# GIVEN REQUEST
Report how many lines contain the word "Cela"; answer with the number only.

# PROVIDED RECORDS
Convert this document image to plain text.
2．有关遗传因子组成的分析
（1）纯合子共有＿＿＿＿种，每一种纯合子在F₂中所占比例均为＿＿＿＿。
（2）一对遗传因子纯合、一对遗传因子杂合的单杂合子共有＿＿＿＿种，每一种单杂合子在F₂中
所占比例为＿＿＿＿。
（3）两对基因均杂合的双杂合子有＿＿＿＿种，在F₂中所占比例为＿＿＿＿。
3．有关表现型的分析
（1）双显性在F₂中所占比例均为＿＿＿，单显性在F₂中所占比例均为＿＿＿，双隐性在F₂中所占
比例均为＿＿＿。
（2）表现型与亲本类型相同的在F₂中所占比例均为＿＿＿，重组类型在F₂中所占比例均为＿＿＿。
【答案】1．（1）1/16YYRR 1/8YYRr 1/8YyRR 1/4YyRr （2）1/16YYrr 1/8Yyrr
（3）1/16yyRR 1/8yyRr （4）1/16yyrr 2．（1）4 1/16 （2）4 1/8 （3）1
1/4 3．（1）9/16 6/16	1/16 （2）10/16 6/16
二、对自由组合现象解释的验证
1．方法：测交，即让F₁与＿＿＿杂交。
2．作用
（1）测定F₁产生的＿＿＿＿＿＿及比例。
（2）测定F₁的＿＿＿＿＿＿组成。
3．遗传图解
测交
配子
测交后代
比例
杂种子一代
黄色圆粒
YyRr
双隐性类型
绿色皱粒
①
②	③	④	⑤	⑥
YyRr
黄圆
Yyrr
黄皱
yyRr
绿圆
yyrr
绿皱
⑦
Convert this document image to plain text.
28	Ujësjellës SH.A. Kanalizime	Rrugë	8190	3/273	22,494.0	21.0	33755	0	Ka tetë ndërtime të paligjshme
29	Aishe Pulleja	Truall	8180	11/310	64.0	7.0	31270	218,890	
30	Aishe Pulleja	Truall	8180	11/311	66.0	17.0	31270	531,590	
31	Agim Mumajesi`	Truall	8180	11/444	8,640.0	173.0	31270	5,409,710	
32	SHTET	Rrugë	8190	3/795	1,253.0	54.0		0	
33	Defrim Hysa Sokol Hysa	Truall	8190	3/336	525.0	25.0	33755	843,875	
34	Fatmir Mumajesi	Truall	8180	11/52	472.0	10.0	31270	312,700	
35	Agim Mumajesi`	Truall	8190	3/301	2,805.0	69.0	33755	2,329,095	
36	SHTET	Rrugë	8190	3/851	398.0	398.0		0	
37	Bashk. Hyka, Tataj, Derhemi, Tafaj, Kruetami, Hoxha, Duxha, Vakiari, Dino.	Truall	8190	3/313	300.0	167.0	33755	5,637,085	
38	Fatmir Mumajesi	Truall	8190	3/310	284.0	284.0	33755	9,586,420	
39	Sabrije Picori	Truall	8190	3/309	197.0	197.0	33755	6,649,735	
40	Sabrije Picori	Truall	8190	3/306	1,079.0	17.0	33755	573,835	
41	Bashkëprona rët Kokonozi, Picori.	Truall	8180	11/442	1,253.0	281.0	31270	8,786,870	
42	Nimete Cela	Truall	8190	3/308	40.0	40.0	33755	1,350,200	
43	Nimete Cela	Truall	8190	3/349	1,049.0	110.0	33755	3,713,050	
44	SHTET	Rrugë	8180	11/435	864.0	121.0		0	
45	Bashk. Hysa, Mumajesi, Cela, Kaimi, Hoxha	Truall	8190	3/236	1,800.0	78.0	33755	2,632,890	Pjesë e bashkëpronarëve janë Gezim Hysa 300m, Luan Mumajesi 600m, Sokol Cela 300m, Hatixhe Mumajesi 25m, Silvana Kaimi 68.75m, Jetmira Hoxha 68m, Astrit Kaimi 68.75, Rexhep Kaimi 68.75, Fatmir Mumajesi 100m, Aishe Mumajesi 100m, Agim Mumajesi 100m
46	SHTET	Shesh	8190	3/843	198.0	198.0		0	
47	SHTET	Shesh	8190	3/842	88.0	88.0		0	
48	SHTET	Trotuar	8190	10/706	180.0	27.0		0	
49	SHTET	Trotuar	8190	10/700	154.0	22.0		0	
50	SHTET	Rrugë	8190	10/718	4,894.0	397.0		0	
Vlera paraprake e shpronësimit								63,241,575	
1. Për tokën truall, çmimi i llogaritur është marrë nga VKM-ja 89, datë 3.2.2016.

# WRITTEN SOLUTION
3